> GIVEN RECORDS:
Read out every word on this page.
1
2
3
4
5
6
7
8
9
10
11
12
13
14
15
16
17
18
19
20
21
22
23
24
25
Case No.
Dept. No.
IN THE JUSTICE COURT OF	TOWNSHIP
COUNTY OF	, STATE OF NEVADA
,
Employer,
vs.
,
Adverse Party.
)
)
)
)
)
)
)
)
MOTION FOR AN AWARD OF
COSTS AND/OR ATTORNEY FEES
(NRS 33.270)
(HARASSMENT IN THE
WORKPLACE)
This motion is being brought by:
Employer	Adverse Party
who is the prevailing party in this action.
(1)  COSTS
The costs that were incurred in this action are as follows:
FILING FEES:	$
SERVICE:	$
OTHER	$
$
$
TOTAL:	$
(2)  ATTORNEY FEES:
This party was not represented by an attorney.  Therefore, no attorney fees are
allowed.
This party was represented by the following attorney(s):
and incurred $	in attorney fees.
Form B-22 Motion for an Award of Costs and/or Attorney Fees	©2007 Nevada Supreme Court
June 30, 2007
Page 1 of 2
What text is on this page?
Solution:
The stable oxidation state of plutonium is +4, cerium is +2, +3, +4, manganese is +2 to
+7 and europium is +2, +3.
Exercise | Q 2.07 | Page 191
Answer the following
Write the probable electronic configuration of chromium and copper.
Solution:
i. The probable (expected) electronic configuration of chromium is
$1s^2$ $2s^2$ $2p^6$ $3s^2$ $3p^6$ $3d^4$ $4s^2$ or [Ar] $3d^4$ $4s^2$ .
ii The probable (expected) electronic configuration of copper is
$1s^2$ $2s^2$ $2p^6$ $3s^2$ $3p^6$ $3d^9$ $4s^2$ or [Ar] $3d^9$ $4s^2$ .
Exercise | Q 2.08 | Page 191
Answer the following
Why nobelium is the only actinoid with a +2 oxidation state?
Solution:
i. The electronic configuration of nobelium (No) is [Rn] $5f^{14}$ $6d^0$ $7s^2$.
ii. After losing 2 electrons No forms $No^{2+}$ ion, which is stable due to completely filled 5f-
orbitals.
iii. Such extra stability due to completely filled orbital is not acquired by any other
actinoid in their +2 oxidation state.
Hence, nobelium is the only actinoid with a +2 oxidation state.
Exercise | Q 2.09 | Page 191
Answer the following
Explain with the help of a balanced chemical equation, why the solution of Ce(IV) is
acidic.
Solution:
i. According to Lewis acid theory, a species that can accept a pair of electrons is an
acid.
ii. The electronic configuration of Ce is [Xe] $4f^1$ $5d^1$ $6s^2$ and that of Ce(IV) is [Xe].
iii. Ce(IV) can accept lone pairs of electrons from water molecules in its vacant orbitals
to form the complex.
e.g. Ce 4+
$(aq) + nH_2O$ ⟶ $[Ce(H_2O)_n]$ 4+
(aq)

> EXERCISE BRIEF:
Using the data above, copy each line that contains "stable".

> EXERCISE RESULT:
The stable oxidation state of plutonium is +4, cerium is +2, +3, +4, manganese is +2 to
ii. After losing 2 electrons No forms $No^{2+}$ ion, which is stable due to completely filled 5f-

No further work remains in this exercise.